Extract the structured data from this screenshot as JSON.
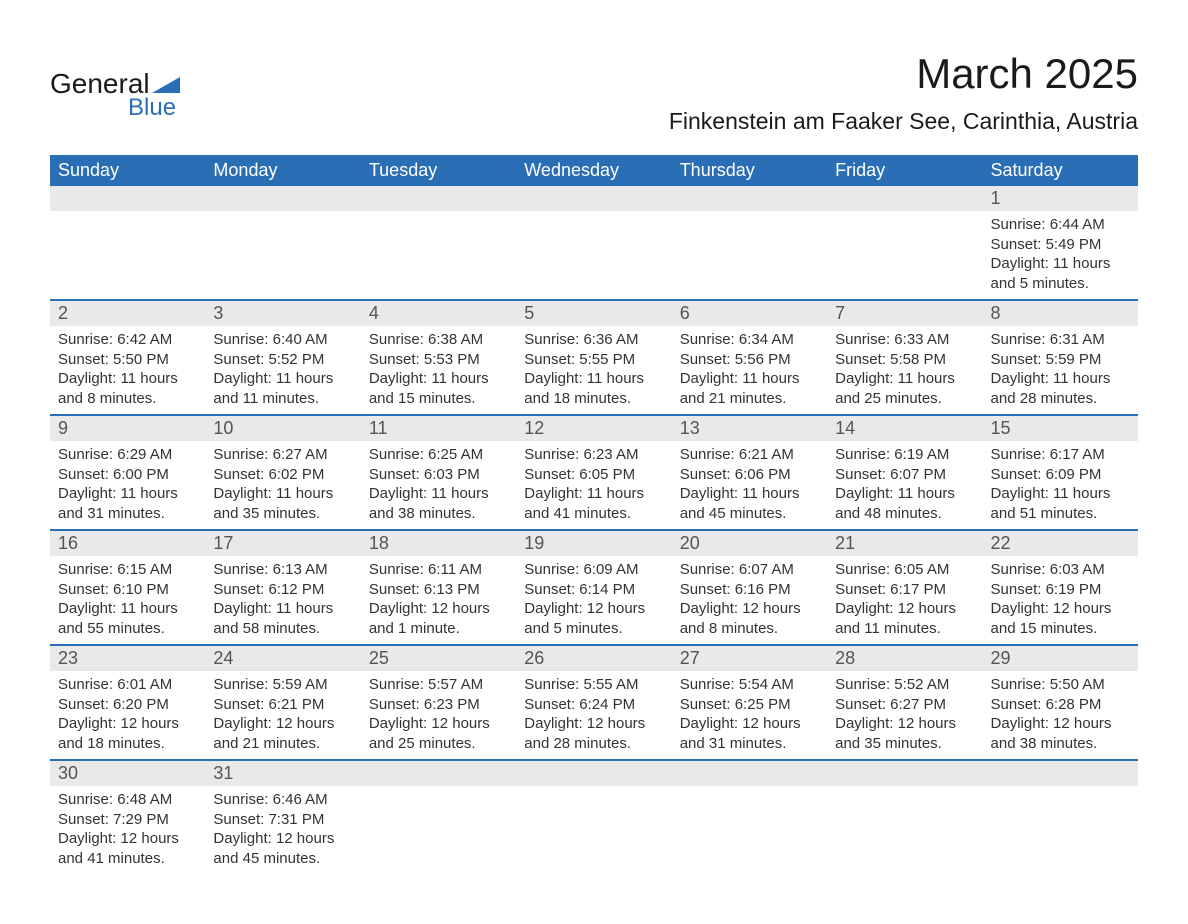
{
  "logo": {
    "text1": "General",
    "text2": "Blue",
    "triangle_color": "#2a6fb5"
  },
  "title": "March 2025",
  "location": "Finkenstein am Faaker See, Carinthia, Austria",
  "colors": {
    "header_bg": "#2a6fb5",
    "header_fg": "#ffffff",
    "daynum_bg": "#e9e9e9",
    "row_divider": "#2a6fb5",
    "text": "#333333"
  },
  "day_headers": [
    "Sunday",
    "Monday",
    "Tuesday",
    "Wednesday",
    "Thursday",
    "Friday",
    "Saturday"
  ],
  "weeks": [
    [
      {
        "n": "",
        "sr": "",
        "ss": "",
        "dl": ""
      },
      {
        "n": "",
        "sr": "",
        "ss": "",
        "dl": ""
      },
      {
        "n": "",
        "sr": "",
        "ss": "",
        "dl": ""
      },
      {
        "n": "",
        "sr": "",
        "ss": "",
        "dl": ""
      },
      {
        "n": "",
        "sr": "",
        "ss": "",
        "dl": ""
      },
      {
        "n": "",
        "sr": "",
        "ss": "",
        "dl": ""
      },
      {
        "n": "1",
        "sr": "Sunrise: 6:44 AM",
        "ss": "Sunset: 5:49 PM",
        "dl": "Daylight: 11 hours and 5 minutes."
      }
    ],
    [
      {
        "n": "2",
        "sr": "Sunrise: 6:42 AM",
        "ss": "Sunset: 5:50 PM",
        "dl": "Daylight: 11 hours and 8 minutes."
      },
      {
        "n": "3",
        "sr": "Sunrise: 6:40 AM",
        "ss": "Sunset: 5:52 PM",
        "dl": "Daylight: 11 hours and 11 minutes."
      },
      {
        "n": "4",
        "sr": "Sunrise: 6:38 AM",
        "ss": "Sunset: 5:53 PM",
        "dl": "Daylight: 11 hours and 15 minutes."
      },
      {
        "n": "5",
        "sr": "Sunrise: 6:36 AM",
        "ss": "Sunset: 5:55 PM",
        "dl": "Daylight: 11 hours and 18 minutes."
      },
      {
        "n": "6",
        "sr": "Sunrise: 6:34 AM",
        "ss": "Sunset: 5:56 PM",
        "dl": "Daylight: 11 hours and 21 minutes."
      },
      {
        "n": "7",
        "sr": "Sunrise: 6:33 AM",
        "ss": "Sunset: 5:58 PM",
        "dl": "Daylight: 11 hours and 25 minutes."
      },
      {
        "n": "8",
        "sr": "Sunrise: 6:31 AM",
        "ss": "Sunset: 5:59 PM",
        "dl": "Daylight: 11 hours and 28 minutes."
      }
    ],
    [
      {
        "n": "9",
        "sr": "Sunrise: 6:29 AM",
        "ss": "Sunset: 6:00 PM",
        "dl": "Daylight: 11 hours and 31 minutes."
      },
      {
        "n": "10",
        "sr": "Sunrise: 6:27 AM",
        "ss": "Sunset: 6:02 PM",
        "dl": "Daylight: 11 hours and 35 minutes."
      },
      {
        "n": "11",
        "sr": "Sunrise: 6:25 AM",
        "ss": "Sunset: 6:03 PM",
        "dl": "Daylight: 11 hours and 38 minutes."
      },
      {
        "n": "12",
        "sr": "Sunrise: 6:23 AM",
        "ss": "Sunset: 6:05 PM",
        "dl": "Daylight: 11 hours and 41 minutes."
      },
      {
        "n": "13",
        "sr": "Sunrise: 6:21 AM",
        "ss": "Sunset: 6:06 PM",
        "dl": "Daylight: 11 hours and 45 minutes."
      },
      {
        "n": "14",
        "sr": "Sunrise: 6:19 AM",
        "ss": "Sunset: 6:07 PM",
        "dl": "Daylight: 11 hours and 48 minutes."
      },
      {
        "n": "15",
        "sr": "Sunrise: 6:17 AM",
        "ss": "Sunset: 6:09 PM",
        "dl": "Daylight: 11 hours and 51 minutes."
      }
    ],
    [
      {
        "n": "16",
        "sr": "Sunrise: 6:15 AM",
        "ss": "Sunset: 6:10 PM",
        "dl": "Daylight: 11 hours and 55 minutes."
      },
      {
        "n": "17",
        "sr": "Sunrise: 6:13 AM",
        "ss": "Sunset: 6:12 PM",
        "dl": "Daylight: 11 hours and 58 minutes."
      },
      {
        "n": "18",
        "sr": "Sunrise: 6:11 AM",
        "ss": "Sunset: 6:13 PM",
        "dl": "Daylight: 12 hours and 1 minute."
      },
      {
        "n": "19",
        "sr": "Sunrise: 6:09 AM",
        "ss": "Sunset: 6:14 PM",
        "dl": "Daylight: 12 hours and 5 minutes."
      },
      {
        "n": "20",
        "sr": "Sunrise: 6:07 AM",
        "ss": "Sunset: 6:16 PM",
        "dl": "Daylight: 12 hours and 8 minutes."
      },
      {
        "n": "21",
        "sr": "Sunrise: 6:05 AM",
        "ss": "Sunset: 6:17 PM",
        "dl": "Daylight: 12 hours and 11 minutes."
      },
      {
        "n": "22",
        "sr": "Sunrise: 6:03 AM",
        "ss": "Sunset: 6:19 PM",
        "dl": "Daylight: 12 hours and 15 minutes."
      }
    ],
    [
      {
        "n": "23",
        "sr": "Sunrise: 6:01 AM",
        "ss": "Sunset: 6:20 PM",
        "dl": "Daylight: 12 hours and 18 minutes."
      },
      {
        "n": "24",
        "sr": "Sunrise: 5:59 AM",
        "ss": "Sunset: 6:21 PM",
        "dl": "Daylight: 12 hours and 21 minutes."
      },
      {
        "n": "25",
        "sr": "Sunrise: 5:57 AM",
        "ss": "Sunset: 6:23 PM",
        "dl": "Daylight: 12 hours and 25 minutes."
      },
      {
        "n": "26",
        "sr": "Sunrise: 5:55 AM",
        "ss": "Sunset: 6:24 PM",
        "dl": "Daylight: 12 hours and 28 minutes."
      },
      {
        "n": "27",
        "sr": "Sunrise: 5:54 AM",
        "ss": "Sunset: 6:25 PM",
        "dl": "Daylight: 12 hours and 31 minutes."
      },
      {
        "n": "28",
        "sr": "Sunrise: 5:52 AM",
        "ss": "Sunset: 6:27 PM",
        "dl": "Daylight: 12 hours and 35 minutes."
      },
      {
        "n": "29",
        "sr": "Sunrise: 5:50 AM",
        "ss": "Sunset: 6:28 PM",
        "dl": "Daylight: 12 hours and 38 minutes."
      }
    ],
    [
      {
        "n": "30",
        "sr": "Sunrise: 6:48 AM",
        "ss": "Sunset: 7:29 PM",
        "dl": "Daylight: 12 hours and 41 minutes."
      },
      {
        "n": "31",
        "sr": "Sunrise: 6:46 AM",
        "ss": "Sunset: 7:31 PM",
        "dl": "Daylight: 12 hours and 45 minutes."
      },
      {
        "n": "",
        "sr": "",
        "ss": "",
        "dl": ""
      },
      {
        "n": "",
        "sr": "",
        "ss": "",
        "dl": ""
      },
      {
        "n": "",
        "sr": "",
        "ss": "",
        "dl": ""
      },
      {
        "n": "",
        "sr": "",
        "ss": "",
        "dl": ""
      },
      {
        "n": "",
        "sr": "",
        "ss": "",
        "dl": ""
      }
    ]
  ]
}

----------------------------------------

### Task statement
Leaving aside the images, write out the entries above word for word.

### Exercise response
Extract the structured data from this screenshot as JSON.
{
  "logo": {
    "text1": "General",
    "text2": "Blue",
    "triangle_color": "#2a6fb5"
  },
  "title": "March 2025",
  "location": "Finkenstein am Faaker See, Carinthia, Austria",
  "colors": {
    "header_bg": "#2a6fb5",
    "header_fg": "#ffffff",
    "daynum_bg": "#e9e9e9",
    "row_divider": "#2a6fb5",
    "text": "#333333"
  },
  "day_headers": [
    "Sunday",
    "Monday",
    "Tuesday",
    "Wednesday",
    "Thursday",
    "Friday",
    "Saturday"
  ],
  "weeks": [
    [
      {
        "n": "",
        "sr": "",
        "ss": "",
        "dl": ""
      },
      {
        "n": "",
        "sr": "",
        "ss": "",
        "dl": ""
      },
      {
        "n": "",
        "sr": "",
        "ss": "",
        "dl": ""
      },
      {
        "n": "",
        "sr": "",
        "ss": "",
        "dl": ""
      },
      {
        "n": "",
        "sr": "",
        "ss": "",
        "dl": ""
      },
      {
        "n": "",
        "sr": "",
        "ss": "",
        "dl": ""
      },
      {
        "n": "1",
        "sr": "Sunrise: 6:44 AM",
        "ss": "Sunset: 5:49 PM",
        "dl": "Daylight: 11 hours and 5 minutes."
      }
    ],
    [
      {
        "n": "2",
        "sr": "Sunrise: 6:42 AM",
        "ss": "Sunset: 5:50 PM",
        "dl": "Daylight: 11 hours and 8 minutes."
      },
      {
        "n": "3",
        "sr": "Sunrise: 6:40 AM",
        "ss": "Sunset: 5:52 PM",
        "dl": "Daylight: 11 hours and 11 minutes."
      },
      {
        "n": "4",
        "sr": "Sunrise: 6:38 AM",
        "ss": "Sunset: 5:53 PM",
        "dl": "Daylight: 11 hours and 15 minutes."
      },
      {
        "n": "5",
        "sr": "Sunrise: 6:36 AM",
        "ss": "Sunset: 5:55 PM",
        "dl": "Daylight: 11 hours and 18 minutes."
      },
      {
        "n": "6",
        "sr": "Sunrise: 6:34 AM",
        "ss": "Sunset: 5:56 PM",
        "dl": "Daylight: 11 hours and 21 minutes."
      },
      {
        "n": "7",
        "sr": "Sunrise: 6:33 AM",
        "ss": "Sunset: 5:58 PM",
        "dl": "Daylight: 11 hours and 25 minutes."
      },
      {
        "n": "8",
        "sr": "Sunrise: 6:31 AM",
        "ss": "Sunset: 5:59 PM",
        "dl": "Daylight: 11 hours and 28 minutes."
      }
    ],
    [
      {
        "n": "9",
        "sr": "Sunrise: 6:29 AM",
        "ss": "Sunset: 6:00 PM",
        "dl": "Daylight: 11 hours and 31 minutes."
      },
      {
        "n": "10",
        "sr": "Sunrise: 6:27 AM",
        "ss": "Sunset: 6:02 PM",
        "dl": "Daylight: 11 hours and 35 minutes."
      },
      {
        "n": "11",
        "sr": "Sunrise: 6:25 AM",
        "ss": "Sunset: 6:03 PM",
        "dl": "Daylight: 11 hours and 38 minutes."
      },
      {
        "n": "12",
        "sr": "Sunrise: 6:23 AM",
        "ss": "Sunset: 6:05 PM",
        "dl": "Daylight: 11 hours and 41 minutes."
      },
      {
        "n": "13",
        "sr": "Sunrise: 6:21 AM",
        "ss": "Sunset: 6:06 PM",
        "dl": "Daylight: 11 hours and 45 minutes."
      },
      {
        "n": "14",
        "sr": "Sunrise: 6:19 AM",
        "ss": "Sunset: 6:07 PM",
        "dl": "Daylight: 11 hours and 48 minutes."
      },
      {
        "n": "15",
        "sr": "Sunrise: 6:17 AM",
        "ss": "Sunset: 6:09 PM",
        "dl": "Daylight: 11 hours and 51 minutes."
      }
    ],
    [
      {
        "n": "16",
        "sr": "Sunrise: 6:15 AM",
        "ss": "Sunset: 6:10 PM",
        "dl": "Daylight: 11 hours and 55 minutes."
      },
      {
        "n": "17",
        "sr": "Sunrise: 6:13 AM",
        "ss": "Sunset: 6:12 PM",
        "dl": "Daylight: 11 hours and 58 minutes."
      },
      {
        "n": "18",
        "sr": "Sunrise: 6:11 AM",
        "ss": "Sunset: 6:13 PM",
        "dl": "Daylight: 12 hours and 1 minute."
      },
      {
        "n": "19",
        "sr": "Sunrise: 6:09 AM",
        "ss": "Sunset: 6:14 PM",
        "dl": "Daylight: 12 hours and 5 minutes."
      },
      {
        "n": "20",
        "sr": "Sunrise: 6:07 AM",
        "ss": "Sunset: 6:16 PM",
        "dl": "Daylight: 12 hours and 8 minutes."
      },
      {
        "n": "21",
        "sr": "Sunrise: 6:05 AM",
        "ss": "Sunset: 6:17 PM",
        "dl": "Daylight: 12 hours and 11 minutes."
      },
      {
        "n": "22",
        "sr": "Sunrise: 6:03 AM",
        "ss": "Sunset: 6:19 PM",
        "dl": "Daylight: 12 hours and 15 minutes."
      }
    ],
    [
      {
        "n": "23",
        "sr": "Sunrise: 6:01 AM",
        "ss": "Sunset: 6:20 PM",
        "dl": "Daylight: 12 hours and 18 minutes."
      },
      {
        "n": "24",
        "sr": "Sunrise: 5:59 AM",
        "ss": "Sunset: 6:21 PM",
        "dl": "Daylight: 12 hours and 21 minutes."
      },
      {
        "n": "25",
        "sr": "Sunrise: 5:57 AM",
        "ss": "Sunset: 6:23 PM",
        "dl": "Daylight: 12 hours and 25 minutes."
      },
      {
        "n": "26",
        "sr": "Sunrise: 5:55 AM",
        "ss": "Sunset: 6:24 PM",
        "dl": "Daylight: 12 hours and 28 minutes."
      },
      {
        "n": "27",
        "sr": "Sunrise: 5:54 AM",
        "ss": "Sunset: 6:25 PM",
        "dl": "Daylight: 12 hours and 31 minutes."
      },
      {
        "n": "28",
        "sr": "Sunrise: 5:52 AM",
        "ss": "Sunset: 6:27 PM",
        "dl": "Daylight: 12 hours and 35 minutes."
      },
      {
        "n": "29",
        "sr": "Sunrise: 5:50 AM",
        "ss": "Sunset: 6:28 PM",
        "dl": "Daylight: 12 hours and 38 minutes."
      }
    ],
    [
      {
        "n": "30",
        "sr": "Sunrise: 6:48 AM",
        "ss": "Sunset: 7:29 PM",
        "dl": "Daylight: 12 hours and 41 minutes."
      },
      {
        "n": "31",
        "sr": "Sunrise: 6:46 AM",
        "ss": "Sunset: 7:31 PM",
        "dl": "Daylight: 12 hours and 45 minutes."
      },
      {
        "n": "",
        "sr": "",
        "ss": "",
        "dl": ""
      },
      {
        "n": "",
        "sr": "",
        "ss": "",
        "dl": ""
      },
      {
        "n": "",
        "sr": "",
        "ss": "",
        "dl": ""
      },
      {
        "n": "",
        "sr": "",
        "ss": "",
        "dl": ""
      },
      {
        "n": "",
        "sr": "",
        "ss": "",
        "dl": ""
      }
    ]
  ]
}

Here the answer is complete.